Saved entries
══════

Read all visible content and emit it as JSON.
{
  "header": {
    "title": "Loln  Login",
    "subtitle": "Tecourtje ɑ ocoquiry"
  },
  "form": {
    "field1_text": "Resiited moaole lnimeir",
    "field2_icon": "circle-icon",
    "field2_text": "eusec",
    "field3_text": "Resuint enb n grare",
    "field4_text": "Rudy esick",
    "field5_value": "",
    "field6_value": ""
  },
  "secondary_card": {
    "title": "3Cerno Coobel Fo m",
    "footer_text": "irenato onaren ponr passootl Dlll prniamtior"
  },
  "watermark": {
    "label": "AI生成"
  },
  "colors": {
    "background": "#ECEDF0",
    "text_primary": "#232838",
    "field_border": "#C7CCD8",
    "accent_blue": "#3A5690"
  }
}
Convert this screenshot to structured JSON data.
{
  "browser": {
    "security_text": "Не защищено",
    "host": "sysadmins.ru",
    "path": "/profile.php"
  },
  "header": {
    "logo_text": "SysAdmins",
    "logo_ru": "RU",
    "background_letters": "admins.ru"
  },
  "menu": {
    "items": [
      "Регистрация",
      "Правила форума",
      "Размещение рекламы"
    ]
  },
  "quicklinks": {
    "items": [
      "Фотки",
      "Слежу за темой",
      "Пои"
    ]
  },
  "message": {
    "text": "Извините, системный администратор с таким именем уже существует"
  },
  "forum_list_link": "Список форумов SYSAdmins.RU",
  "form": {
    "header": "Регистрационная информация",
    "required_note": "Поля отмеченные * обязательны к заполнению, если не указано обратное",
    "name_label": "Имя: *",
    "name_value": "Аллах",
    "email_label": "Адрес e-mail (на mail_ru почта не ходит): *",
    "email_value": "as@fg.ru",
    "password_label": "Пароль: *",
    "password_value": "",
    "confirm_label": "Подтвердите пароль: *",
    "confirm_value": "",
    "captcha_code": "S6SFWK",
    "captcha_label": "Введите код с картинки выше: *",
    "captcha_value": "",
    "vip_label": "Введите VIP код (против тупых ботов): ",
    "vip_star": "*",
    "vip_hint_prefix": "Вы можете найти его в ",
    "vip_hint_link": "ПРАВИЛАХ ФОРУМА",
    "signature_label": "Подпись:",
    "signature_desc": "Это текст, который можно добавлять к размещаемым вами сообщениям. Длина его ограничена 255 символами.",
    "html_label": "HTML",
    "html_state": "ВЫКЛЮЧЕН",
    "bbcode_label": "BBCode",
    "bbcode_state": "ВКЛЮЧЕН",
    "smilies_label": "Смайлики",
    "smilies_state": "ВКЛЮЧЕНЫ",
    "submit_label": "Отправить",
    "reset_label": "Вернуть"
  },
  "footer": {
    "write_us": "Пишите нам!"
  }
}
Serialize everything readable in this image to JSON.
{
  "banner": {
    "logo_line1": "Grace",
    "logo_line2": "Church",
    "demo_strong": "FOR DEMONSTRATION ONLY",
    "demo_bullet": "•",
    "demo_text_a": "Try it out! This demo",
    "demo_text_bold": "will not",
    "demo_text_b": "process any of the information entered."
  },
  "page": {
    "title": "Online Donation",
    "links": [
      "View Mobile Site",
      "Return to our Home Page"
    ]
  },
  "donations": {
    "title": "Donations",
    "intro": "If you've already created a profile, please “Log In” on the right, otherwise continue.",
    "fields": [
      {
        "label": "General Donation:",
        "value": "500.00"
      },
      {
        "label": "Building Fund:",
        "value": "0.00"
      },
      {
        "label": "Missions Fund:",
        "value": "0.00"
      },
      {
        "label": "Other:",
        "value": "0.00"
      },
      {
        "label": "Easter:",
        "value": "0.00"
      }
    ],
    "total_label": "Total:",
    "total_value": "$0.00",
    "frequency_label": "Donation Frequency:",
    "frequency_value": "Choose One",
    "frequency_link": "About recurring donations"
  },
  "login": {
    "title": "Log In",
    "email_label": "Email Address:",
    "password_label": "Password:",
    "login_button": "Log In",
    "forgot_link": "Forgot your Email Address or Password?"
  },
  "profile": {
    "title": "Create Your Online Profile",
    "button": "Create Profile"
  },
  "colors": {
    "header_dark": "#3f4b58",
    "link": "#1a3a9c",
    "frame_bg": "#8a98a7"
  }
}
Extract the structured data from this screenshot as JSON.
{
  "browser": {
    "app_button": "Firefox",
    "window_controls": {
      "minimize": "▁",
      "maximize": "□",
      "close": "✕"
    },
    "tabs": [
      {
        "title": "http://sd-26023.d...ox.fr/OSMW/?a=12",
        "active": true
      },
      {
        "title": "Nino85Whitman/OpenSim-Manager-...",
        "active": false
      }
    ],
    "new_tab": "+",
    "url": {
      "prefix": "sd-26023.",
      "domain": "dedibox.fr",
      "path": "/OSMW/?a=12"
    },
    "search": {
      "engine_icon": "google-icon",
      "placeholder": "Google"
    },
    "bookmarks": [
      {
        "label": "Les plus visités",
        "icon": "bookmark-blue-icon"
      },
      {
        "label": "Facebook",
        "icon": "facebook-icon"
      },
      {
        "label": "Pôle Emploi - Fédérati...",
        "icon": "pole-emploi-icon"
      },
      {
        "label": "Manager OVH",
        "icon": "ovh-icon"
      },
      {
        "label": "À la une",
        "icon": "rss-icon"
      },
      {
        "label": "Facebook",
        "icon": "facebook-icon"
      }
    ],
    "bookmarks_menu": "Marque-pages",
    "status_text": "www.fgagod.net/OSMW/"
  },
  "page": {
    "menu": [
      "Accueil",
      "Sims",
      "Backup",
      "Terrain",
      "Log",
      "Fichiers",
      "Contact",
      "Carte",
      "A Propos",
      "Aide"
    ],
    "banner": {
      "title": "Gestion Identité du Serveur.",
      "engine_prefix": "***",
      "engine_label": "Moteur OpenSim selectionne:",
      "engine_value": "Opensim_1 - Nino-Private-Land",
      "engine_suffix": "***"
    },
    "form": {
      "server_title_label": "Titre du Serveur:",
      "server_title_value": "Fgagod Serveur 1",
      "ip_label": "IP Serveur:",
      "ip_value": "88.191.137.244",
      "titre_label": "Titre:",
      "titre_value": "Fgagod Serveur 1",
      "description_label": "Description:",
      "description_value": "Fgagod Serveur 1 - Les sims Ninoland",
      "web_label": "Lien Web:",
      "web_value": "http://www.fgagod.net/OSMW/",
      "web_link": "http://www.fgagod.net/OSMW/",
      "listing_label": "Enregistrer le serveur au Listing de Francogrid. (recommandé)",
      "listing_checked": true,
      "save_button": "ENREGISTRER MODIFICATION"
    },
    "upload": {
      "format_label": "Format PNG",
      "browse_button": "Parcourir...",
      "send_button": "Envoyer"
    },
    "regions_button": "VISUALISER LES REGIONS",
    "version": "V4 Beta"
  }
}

══════

■ **Directions**: Would you reproduce the material above in full, exactly as given?

■ **Task answer**:
Read all visible content and emit it as JSON.
{
  "header": {
    "title": "Loln  Login",
    "subtitle": "Tecourtje ɑ ocoquiry"
  },
  "form": {
    "field1_text": "Resiited moaole lnimeir",
    "field2_icon": "circle-icon",
    "field2_text": "eusec",
    "field3_text": "Resuint enb n grare",
    "field4_text": "Rudy esick",
    "field5_value": "",
    "field6_value": ""
  },
  "secondary_card": {
    "title": "3Cerno Coobel Fo m",
    "footer_text": "irenato onaren ponr passootl Dlll prniamtior"
  },
  "watermark": {
    "label": "AI生成"
  },
  "colors": {
    "background": "#ECEDF0",
    "text_primary": "#232838",
    "field_border": "#C7CCD8",
    "accent_blue": "#3A5690"
  }
}
Convert this screenshot to structured JSON data.
{
  "browser": {
    "security_text": "Не защищено",
    "host": "sysadmins.ru",
    "path": "/profile.php"
  },
  "header": {
    "logo_text": "SysAdmins",
    "logo_ru": "RU",
    "background_letters": "admins.ru"
  },
  "menu": {
    "items": [
      "Регистрация",
      "Правила форума",
      "Размещение рекламы"
    ]
  },
  "quicklinks": {
    "items": [
      "Фотки",
      "Слежу за темой",
      "Пои"
    ]
  },
  "message": {
    "text": "Извините, системный администратор с таким именем уже существует"
  },
  "forum_list_link": "Список форумов SYSAdmins.RU",
  "form": {
    "header": "Регистрационная информация",
    "required_note": "Поля отмеченные * обязательны к заполнению, если не указано обратное",
    "name_label": "Имя: *",
    "name_value": "Аллах",
    "email_label": "Адрес e-mail (на mail_ru почта не ходит): *",
    "email_value": "as@fg.ru",
    "password_label": "Пароль: *",
    "password_value": "",
    "confirm_label": "Подтвердите пароль: *",
    "confirm_value": "",
    "captcha_code": "S6SFWK",
    "captcha_label": "Введите код с картинки выше: *",
    "captcha_value": "",
    "vip_label": "Введите VIP код (против тупых ботов): ",
    "vip_star": "*",
    "vip_hint_prefix": "Вы можете найти его в ",
    "vip_hint_link": "ПРАВИЛАХ ФОРУМА",
    "signature_label": "Подпись:",
    "signature_desc": "Это текст, который можно добавлять к размещаемым вами сообщениям. Длина его ограничена 255 символами.",
    "html_label": "HTML",
    "html_state": "ВЫКЛЮЧЕН",
    "bbcode_label": "BBCode",
    "bbcode_state": "ВКЛЮЧЕН",
    "smilies_label": "Смайлики",
    "smilies_state": "ВКЛЮЧЕНЫ",
    "submit_label": "Отправить",
    "reset_label": "Вернуть"
  },
  "footer": {
    "write_us": "Пишите нам!"
  }
}
Serialize everything readable in this image to JSON.
{
  "banner": {
    "logo_line1": "Grace",
    "logo_line2": "Church",
    "demo_strong": "FOR DEMONSTRATION ONLY",
    "demo_bullet": "•",
    "demo_text_a": "Try it out! This demo",
    "demo_text_bold": "will not",
    "demo_text_b": "process any of the information entered."
  },
  "page": {
    "title": "Online Donation",
    "links": [
      "View Mobile Site",
      "Return to our Home Page"
    ]
  },
  "donations": {
    "title": "Donations",
    "intro": "If you've already created a profile, please “Log In” on the right, otherwise continue.",
    "fields": [
      {
        "label": "General Donation:",
        "value": "500.00"
      },
      {
        "label": "Building Fund:",
        "value": "0.00"
      },
      {
        "label": "Missions Fund:",
        "value": "0.00"
      },
      {
        "label": "Other:",
        "value": "0.00"
      },
      {
        "label": "Easter:",
        "value": "0.00"
      }
    ],
    "total_label": "Total:",
    "total_value": "$0.00",
    "frequency_label": "Donation Frequency:",
    "frequency_value": "Choose One",
    "frequency_link": "About recurring donations"
  },
  "login": {
    "title": "Log In",
    "email_label": "Email Address:",
    "password_label": "Password:",
    "login_button": "Log In",
    "forgot_link": "Forgot your Email Address or Password?"
  },
  "profile": {
    "title": "Create Your Online Profile",
    "button": "Create Profile"
  },
  "colors": {
    "header_dark": "#3f4b58",
    "link": "#1a3a9c",
    "frame_bg": "#8a98a7"
  }
}
Extract the structured data from this screenshot as JSON.
{
  "browser": {
    "app_button": "Firefox",
    "window_controls": {
      "minimize": "▁",
      "maximize": "□",
      "close": "✕"
    },
    "tabs": [
      {
        "title": "http://sd-26023.d...ox.fr/OSMW/?a=12",
        "active": true
      },
      {
        "title": "Nino85Whitman/OpenSim-Manager-...",
        "active": false
      }
    ],
    "new_tab": "+",
    "url": {
      "prefix": "sd-26023.",
      "domain": "dedibox.fr",
      "path": "/OSMW/?a=12"
    },
    "search": {
      "engine_icon": "google-icon",
      "placeholder": "Google"
    },
    "bookmarks": [
      {
        "label": "Les plus visités",
        "icon": "bookmark-blue-icon"
      },
      {
        "label": "Facebook",
        "icon": "facebook-icon"
      },
      {
        "label": "Pôle Emploi - Fédérati...",
        "icon": "pole-emploi-icon"
      },
      {
        "label": "Manager OVH",
        "icon": "ovh-icon"
      },
      {
        "label": "À la une",
        "icon": "rss-icon"
      },
      {
        "label": "Facebook",
        "icon": "facebook-icon"
      }
    ],
    "bookmarks_menu": "Marque-pages",
    "status_text": "www.fgagod.net/OSMW/"
  },
  "page": {
    "menu": [
      "Accueil",
      "Sims",
      "Backup",
      "Terrain",
      "Log",
      "Fichiers",
      "Contact",
      "Carte",
      "A Propos",
      "Aide"
    ],
    "banner": {
      "title": "Gestion Identité du Serveur.",
      "engine_prefix": "***",
      "engine_label": "Moteur OpenSim selectionne:",
      "engine_value": "Opensim_1 - Nino-Private-Land",
      "engine_suffix": "***"
    },
    "form": {
      "server_title_label": "Titre du Serveur:",
      "server_title_value": "Fgagod Serveur 1",
      "ip_label": "IP Serveur:",
      "ip_value": "88.191.137.244",
      "titre_label": "Titre:",
      "titre_value": "Fgagod Serveur 1",
      "description_label": "Description:",
      "description_value": "Fgagod Serveur 1 - Les sims Ninoland",
      "web_label": "Lien Web:",
      "web_value": "http://www.fgagod.net/OSMW/",
      "web_link": "http://www.fgagod.net/OSMW/",
      "listing_label": "Enregistrer le serveur au Listing de Francogrid. (recommandé)",
      "listing_checked": true,
      "save_button": "ENREGISTRER MODIFICATION"
    },
    "upload": {
      "format_label": "Format PNG",
      "browse_button": "Parcourir...",
      "send_button": "Envoyer"
    },
    "regions_button": "VISUALISER LES REGIONS",
    "version": "V4 Beta"
  }
}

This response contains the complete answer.